[Begin]

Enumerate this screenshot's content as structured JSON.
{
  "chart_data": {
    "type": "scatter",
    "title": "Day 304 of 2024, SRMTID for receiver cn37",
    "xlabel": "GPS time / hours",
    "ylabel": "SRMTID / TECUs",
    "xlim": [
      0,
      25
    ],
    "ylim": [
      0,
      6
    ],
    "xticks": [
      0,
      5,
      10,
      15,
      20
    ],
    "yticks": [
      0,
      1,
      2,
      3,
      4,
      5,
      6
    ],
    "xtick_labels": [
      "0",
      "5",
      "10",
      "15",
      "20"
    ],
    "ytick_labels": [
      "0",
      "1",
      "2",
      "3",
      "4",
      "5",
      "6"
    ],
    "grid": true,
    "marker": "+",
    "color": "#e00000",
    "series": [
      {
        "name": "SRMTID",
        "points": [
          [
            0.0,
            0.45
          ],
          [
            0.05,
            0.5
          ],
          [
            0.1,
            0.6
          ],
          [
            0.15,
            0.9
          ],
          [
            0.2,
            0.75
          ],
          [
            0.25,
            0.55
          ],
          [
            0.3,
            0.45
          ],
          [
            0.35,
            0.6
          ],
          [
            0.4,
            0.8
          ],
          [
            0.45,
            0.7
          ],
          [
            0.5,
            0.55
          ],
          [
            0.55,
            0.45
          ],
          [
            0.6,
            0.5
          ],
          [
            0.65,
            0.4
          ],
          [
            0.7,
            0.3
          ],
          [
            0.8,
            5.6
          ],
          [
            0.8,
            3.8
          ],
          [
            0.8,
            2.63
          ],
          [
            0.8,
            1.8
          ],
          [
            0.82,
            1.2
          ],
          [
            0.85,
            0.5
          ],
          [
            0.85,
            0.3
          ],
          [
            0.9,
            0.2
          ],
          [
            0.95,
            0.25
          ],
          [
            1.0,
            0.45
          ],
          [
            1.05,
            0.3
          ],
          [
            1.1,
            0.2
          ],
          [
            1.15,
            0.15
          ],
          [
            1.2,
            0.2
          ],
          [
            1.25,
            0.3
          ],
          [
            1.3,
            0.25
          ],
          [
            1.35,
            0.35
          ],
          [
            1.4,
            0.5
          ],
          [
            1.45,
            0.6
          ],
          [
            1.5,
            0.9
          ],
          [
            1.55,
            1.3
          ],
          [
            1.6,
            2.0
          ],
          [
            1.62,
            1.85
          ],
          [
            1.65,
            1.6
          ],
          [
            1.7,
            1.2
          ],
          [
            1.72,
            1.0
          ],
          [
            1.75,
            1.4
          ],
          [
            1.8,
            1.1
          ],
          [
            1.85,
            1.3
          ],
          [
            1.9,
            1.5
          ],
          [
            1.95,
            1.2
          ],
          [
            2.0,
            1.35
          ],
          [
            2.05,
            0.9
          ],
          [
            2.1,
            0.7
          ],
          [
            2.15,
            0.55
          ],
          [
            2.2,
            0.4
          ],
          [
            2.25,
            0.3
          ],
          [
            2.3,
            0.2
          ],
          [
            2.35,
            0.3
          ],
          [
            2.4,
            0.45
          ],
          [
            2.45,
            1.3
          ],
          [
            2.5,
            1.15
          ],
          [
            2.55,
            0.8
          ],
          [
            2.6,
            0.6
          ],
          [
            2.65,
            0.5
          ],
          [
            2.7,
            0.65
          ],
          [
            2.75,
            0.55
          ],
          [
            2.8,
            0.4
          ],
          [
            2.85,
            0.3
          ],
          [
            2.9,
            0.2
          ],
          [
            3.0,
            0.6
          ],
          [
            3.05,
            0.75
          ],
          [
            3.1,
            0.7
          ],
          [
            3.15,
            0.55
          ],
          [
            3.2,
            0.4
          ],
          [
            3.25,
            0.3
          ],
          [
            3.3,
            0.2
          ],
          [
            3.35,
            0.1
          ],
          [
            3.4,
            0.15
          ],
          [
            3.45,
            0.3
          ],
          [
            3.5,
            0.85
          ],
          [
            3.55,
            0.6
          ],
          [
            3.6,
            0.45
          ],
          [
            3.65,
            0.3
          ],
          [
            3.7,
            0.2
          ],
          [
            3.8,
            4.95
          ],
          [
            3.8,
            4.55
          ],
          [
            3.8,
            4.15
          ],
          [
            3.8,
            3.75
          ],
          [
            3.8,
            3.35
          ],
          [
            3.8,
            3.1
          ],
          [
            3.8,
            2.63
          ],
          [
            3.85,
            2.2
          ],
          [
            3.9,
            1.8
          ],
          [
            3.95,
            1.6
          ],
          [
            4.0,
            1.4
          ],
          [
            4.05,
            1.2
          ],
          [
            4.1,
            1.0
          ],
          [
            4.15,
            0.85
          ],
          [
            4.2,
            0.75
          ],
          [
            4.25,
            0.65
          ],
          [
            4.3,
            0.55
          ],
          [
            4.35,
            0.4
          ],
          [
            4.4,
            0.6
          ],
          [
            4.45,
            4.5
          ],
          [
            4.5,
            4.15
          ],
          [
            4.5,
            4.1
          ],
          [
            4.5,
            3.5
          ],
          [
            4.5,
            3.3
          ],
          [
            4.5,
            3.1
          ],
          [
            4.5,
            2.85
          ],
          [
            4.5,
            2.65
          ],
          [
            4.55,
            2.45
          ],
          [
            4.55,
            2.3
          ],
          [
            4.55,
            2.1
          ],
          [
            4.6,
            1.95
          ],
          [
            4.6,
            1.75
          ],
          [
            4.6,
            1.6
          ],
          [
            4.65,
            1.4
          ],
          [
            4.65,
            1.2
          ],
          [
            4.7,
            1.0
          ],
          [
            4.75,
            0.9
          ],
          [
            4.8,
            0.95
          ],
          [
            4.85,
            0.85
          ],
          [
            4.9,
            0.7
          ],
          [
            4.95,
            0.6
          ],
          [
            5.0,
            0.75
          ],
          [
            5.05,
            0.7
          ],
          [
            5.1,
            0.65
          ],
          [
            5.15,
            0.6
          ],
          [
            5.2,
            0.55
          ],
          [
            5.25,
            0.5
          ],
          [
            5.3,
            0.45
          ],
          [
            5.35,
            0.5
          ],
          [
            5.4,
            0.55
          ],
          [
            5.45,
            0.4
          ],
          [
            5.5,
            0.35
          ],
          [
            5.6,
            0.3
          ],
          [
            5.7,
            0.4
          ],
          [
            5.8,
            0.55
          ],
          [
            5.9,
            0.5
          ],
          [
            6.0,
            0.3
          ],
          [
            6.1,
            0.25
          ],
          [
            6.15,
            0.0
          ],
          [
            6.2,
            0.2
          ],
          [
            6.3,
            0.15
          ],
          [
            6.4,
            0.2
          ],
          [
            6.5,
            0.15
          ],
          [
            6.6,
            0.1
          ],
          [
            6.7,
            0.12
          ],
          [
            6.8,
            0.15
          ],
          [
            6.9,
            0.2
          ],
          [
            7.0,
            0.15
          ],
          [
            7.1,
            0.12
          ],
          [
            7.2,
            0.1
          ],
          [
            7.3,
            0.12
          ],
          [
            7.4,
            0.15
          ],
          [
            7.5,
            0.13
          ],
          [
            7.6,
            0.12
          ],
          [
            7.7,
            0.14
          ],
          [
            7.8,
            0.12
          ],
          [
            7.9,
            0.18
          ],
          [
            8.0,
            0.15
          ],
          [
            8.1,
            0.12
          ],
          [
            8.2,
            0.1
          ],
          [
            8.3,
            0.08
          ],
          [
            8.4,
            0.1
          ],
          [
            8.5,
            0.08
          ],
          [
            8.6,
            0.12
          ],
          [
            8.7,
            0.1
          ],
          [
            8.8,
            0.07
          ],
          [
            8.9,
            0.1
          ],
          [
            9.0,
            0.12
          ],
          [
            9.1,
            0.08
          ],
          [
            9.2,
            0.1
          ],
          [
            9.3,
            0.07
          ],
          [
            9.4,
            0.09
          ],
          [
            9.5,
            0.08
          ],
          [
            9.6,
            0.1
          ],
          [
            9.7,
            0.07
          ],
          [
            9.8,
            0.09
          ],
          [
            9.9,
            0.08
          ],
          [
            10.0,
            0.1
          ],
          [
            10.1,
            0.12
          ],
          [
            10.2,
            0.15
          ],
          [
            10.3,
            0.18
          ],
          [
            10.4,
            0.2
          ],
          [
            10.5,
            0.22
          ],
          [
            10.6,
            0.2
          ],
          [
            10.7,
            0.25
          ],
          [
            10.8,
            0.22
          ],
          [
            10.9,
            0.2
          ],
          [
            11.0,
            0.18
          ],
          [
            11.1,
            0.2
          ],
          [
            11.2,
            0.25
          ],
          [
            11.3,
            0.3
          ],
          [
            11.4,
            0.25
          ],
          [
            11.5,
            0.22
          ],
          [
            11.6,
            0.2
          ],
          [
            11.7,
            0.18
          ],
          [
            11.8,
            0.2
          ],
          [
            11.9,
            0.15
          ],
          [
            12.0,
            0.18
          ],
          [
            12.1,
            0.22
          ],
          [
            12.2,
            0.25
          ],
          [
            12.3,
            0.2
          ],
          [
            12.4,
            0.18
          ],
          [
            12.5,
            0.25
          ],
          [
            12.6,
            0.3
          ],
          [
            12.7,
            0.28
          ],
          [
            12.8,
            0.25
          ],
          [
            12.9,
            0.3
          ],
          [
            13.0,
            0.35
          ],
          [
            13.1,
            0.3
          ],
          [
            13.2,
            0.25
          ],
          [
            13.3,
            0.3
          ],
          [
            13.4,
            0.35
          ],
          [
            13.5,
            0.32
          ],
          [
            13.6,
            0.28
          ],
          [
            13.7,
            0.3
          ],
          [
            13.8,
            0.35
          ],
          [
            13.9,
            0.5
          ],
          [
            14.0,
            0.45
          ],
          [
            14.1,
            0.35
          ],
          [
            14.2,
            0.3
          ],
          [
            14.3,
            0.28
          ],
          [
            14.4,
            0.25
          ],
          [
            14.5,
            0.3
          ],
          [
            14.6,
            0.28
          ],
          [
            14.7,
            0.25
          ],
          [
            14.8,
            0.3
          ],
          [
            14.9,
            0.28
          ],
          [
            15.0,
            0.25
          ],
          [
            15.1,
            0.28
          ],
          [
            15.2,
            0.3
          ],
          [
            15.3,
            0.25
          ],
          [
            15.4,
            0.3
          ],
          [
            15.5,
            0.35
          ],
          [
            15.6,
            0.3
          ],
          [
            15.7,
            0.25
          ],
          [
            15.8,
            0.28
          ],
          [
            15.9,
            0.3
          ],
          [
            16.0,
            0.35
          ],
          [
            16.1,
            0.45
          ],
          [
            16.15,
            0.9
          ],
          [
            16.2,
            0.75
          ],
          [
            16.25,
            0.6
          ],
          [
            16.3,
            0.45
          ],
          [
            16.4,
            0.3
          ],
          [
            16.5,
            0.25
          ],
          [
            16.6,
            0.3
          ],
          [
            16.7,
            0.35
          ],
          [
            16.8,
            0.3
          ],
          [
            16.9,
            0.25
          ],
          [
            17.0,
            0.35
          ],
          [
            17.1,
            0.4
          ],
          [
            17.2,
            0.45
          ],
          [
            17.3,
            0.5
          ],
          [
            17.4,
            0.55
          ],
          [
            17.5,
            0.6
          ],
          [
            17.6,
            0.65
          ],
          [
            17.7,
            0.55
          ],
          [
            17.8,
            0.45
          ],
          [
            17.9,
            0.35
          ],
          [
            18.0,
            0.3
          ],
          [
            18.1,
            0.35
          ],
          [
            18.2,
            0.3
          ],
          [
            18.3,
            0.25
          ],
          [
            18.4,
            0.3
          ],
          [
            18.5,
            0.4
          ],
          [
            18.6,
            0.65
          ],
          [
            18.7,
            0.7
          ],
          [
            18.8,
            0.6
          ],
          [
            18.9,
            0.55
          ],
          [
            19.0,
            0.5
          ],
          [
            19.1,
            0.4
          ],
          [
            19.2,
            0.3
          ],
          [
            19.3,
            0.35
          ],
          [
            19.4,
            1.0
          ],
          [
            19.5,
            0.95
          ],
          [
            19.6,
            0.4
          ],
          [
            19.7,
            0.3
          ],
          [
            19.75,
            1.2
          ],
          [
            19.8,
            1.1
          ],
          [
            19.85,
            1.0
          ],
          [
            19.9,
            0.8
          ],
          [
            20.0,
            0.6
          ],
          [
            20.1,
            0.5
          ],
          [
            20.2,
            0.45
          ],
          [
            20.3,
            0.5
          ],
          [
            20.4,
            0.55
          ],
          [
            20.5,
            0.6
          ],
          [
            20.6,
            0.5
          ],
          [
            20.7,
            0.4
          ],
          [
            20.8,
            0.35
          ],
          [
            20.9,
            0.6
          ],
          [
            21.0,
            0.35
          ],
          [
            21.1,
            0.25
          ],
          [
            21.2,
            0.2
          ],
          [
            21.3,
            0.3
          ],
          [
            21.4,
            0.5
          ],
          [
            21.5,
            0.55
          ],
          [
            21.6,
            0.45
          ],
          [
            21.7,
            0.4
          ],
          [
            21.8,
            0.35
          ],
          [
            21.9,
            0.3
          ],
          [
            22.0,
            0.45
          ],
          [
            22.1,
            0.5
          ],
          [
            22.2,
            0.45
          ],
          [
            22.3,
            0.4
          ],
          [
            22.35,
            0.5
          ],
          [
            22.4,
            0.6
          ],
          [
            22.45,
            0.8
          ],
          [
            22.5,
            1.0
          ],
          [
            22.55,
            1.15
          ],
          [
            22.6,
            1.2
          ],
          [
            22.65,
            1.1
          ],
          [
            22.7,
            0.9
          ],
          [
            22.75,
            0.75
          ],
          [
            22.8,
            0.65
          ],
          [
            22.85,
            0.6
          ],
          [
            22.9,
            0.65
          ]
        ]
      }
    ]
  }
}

[End]

Given exercise — Spot every line that holds "SRMTID" and copy it.

Output —
    "title": "Day 304 of 2024, SRMTID for receiver cn37",
    "ylabel": "SRMTID / TECUs",
        "name": "SRMTID",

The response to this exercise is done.